● RAW DATA
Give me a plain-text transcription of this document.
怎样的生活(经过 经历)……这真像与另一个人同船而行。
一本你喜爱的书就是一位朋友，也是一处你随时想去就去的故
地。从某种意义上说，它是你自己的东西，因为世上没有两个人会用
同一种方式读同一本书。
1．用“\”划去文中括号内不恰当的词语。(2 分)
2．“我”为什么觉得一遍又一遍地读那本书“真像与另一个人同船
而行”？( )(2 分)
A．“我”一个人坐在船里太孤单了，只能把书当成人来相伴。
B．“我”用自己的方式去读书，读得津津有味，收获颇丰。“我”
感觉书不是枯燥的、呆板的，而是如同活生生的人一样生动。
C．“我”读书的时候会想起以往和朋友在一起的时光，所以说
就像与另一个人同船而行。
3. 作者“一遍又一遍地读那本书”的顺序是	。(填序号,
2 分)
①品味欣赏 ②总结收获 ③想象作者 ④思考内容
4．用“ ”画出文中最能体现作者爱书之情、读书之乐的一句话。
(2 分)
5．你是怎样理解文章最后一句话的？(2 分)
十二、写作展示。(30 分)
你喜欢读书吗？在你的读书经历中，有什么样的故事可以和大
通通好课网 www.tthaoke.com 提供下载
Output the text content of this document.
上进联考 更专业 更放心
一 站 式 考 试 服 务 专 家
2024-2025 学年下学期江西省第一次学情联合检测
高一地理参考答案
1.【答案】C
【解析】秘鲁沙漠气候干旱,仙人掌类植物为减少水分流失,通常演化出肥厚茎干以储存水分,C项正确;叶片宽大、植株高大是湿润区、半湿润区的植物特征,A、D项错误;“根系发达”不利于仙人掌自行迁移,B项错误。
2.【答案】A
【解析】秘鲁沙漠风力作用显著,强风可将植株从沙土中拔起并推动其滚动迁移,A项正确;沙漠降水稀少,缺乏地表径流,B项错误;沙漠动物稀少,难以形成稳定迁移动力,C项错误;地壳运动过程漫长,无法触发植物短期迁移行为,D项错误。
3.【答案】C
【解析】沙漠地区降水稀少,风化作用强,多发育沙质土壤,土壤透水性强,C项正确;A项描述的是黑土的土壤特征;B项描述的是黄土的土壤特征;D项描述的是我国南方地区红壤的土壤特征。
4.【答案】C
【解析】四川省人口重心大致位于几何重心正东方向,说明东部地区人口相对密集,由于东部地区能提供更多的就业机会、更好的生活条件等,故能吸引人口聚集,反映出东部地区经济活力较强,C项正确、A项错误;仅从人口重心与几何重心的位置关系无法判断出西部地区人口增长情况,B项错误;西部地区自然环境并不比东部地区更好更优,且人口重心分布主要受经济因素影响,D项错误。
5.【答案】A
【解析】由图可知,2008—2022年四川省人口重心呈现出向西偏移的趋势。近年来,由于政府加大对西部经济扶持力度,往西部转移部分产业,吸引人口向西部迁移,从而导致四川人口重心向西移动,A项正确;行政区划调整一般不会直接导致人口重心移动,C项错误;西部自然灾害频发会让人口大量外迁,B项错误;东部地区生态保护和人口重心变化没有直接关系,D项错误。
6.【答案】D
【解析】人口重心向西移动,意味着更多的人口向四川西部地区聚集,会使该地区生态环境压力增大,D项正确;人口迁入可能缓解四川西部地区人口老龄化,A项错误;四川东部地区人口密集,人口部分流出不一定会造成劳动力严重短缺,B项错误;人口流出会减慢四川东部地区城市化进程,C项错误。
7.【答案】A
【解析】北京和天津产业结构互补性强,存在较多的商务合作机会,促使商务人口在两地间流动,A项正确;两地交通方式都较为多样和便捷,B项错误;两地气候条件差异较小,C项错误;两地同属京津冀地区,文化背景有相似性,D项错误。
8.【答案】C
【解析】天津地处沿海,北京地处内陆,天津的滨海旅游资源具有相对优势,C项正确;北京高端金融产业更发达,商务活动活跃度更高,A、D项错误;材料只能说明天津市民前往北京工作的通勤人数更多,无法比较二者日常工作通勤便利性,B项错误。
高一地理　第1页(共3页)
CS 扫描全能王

● WRITTEN INSTRUCTION
Please restate the whole listing word for word.

● SOLUTION
Give me a plain-text transcription of this document.
怎样的生活(经过 经历)……这真像与另一个人同船而行。
一本你喜爱的书就是一位朋友，也是一处你随时想去就去的故
地。从某种意义上说，它是你自己的东西，因为世上没有两个人会用
同一种方式读同一本书。
1．用“\”划去文中括号内不恰当的词语。(2 分)
2．“我”为什么觉得一遍又一遍地读那本书“真像与另一个人同船
而行”？( )(2 分)
A．“我”一个人坐在船里太孤单了，只能把书当成人来相伴。
B．“我”用自己的方式去读书，读得津津有味，收获颇丰。“我”
感觉书不是枯燥的、呆板的，而是如同活生生的人一样生动。
C．“我”读书的时候会想起以往和朋友在一起的时光，所以说
就像与另一个人同船而行。
3. 作者“一遍又一遍地读那本书”的顺序是	。(填序号,
2 分)
①品味欣赏 ②总结收获 ③想象作者 ④思考内容
4．用“ ”画出文中最能体现作者爱书之情、读书之乐的一句话。
(2 分)
5．你是怎样理解文章最后一句话的？(2 分)
十二、写作展示。(30 分)
你喜欢读书吗？在你的读书经历中，有什么样的故事可以和大
通通好课网 www.tthaoke.com 提供下载
Output the text content of this document.
上进联考 更专业 更放心
一 站 式 考 试 服 务 专 家
2024-2025 学年下学期江西省第一次学情联合检测
高一地理参考答案
1.【答案】C
【解析】秘鲁沙漠气候干旱,仙人掌类植物为减少水分流失,通常演化出肥厚茎干以储存水分,C项正确;叶片宽大、植株高大是湿润区、半湿润区的植物特征,A、D项错误;“根系发达”不利于仙人掌自行迁移,B项错误。
2.【答案】A
【解析】秘鲁沙漠风力作用显著,强风可将植株从沙土中拔起并推动其滚动迁移,A项正确;沙漠降水稀少,缺乏地表径流,B项错误;沙漠动物稀少,难以形成稳定迁移动力,C项错误;地壳运动过程漫长,无法触发植物短期迁移行为,D项错误。
3.【答案】C
【解析】沙漠地区降水稀少,风化作用强,多发育沙质土壤,土壤透水性强,C项正确;A项描述的是黑土的土壤特征;B项描述的是黄土的土壤特征;D项描述的是我国南方地区红壤的土壤特征。
4.【答案】C
【解析】四川省人口重心大致位于几何重心正东方向,说明东部地区人口相对密集,由于东部地区能提供更多的就业机会、更好的生活条件等,故能吸引人口聚集,反映出东部地区经济活力较强,C项正确、A项错误;仅从人口重心与几何重心的位置关系无法判断出西部地区人口增长情况,B项错误;西部地区自然环境并不比东部地区更好更优,且人口重心分布主要受经济因素影响,D项错误。
5.【答案】A
【解析】由图可知,2008—2022年四川省人口重心呈现出向西偏移的趋势。近年来,由于政府加大对西部经济扶持力度,往西部转移部分产业,吸引人口向西部迁移,从而导致四川人口重心向西移动,A项正确;行政区划调整一般不会直接导致人口重心移动,C项错误;西部自然灾害频发会让人口大量外迁,B项错误;东部地区生态保护和人口重心变化没有直接关系,D项错误。
6.【答案】D
【解析】人口重心向西移动,意味着更多的人口向四川西部地区聚集,会使该地区生态环境压力增大,D项正确;人口迁入可能缓解四川西部地区人口老龄化,A项错误;四川东部地区人口密集,人口部分流出不一定会造成劳动力严重短缺,B项错误;人口流出会减慢四川东部地区城市化进程,C项错误。
7.【答案】A
【解析】北京和天津产业结构互补性强,存在较多的商务合作机会,促使商务人口在两地间流动,A项正确;两地交通方式都较为多样和便捷,B项错误;两地气候条件差异较小,C项错误;两地同属京津冀地区,文化背景有相似性,D项错误。
8.【答案】C
【解析】天津地处沿海,北京地处内陆,天津的滨海旅游资源具有相对优势,C项正确;北京高端金融产业更发达,商务活动活跃度更高,A、D项错误;材料只能说明天津市民前往北京工作的通勤人数更多,无法比较二者日常工作通勤便利性,B项错误。
高一地理　第1页(共3页)
CS 扫描全能王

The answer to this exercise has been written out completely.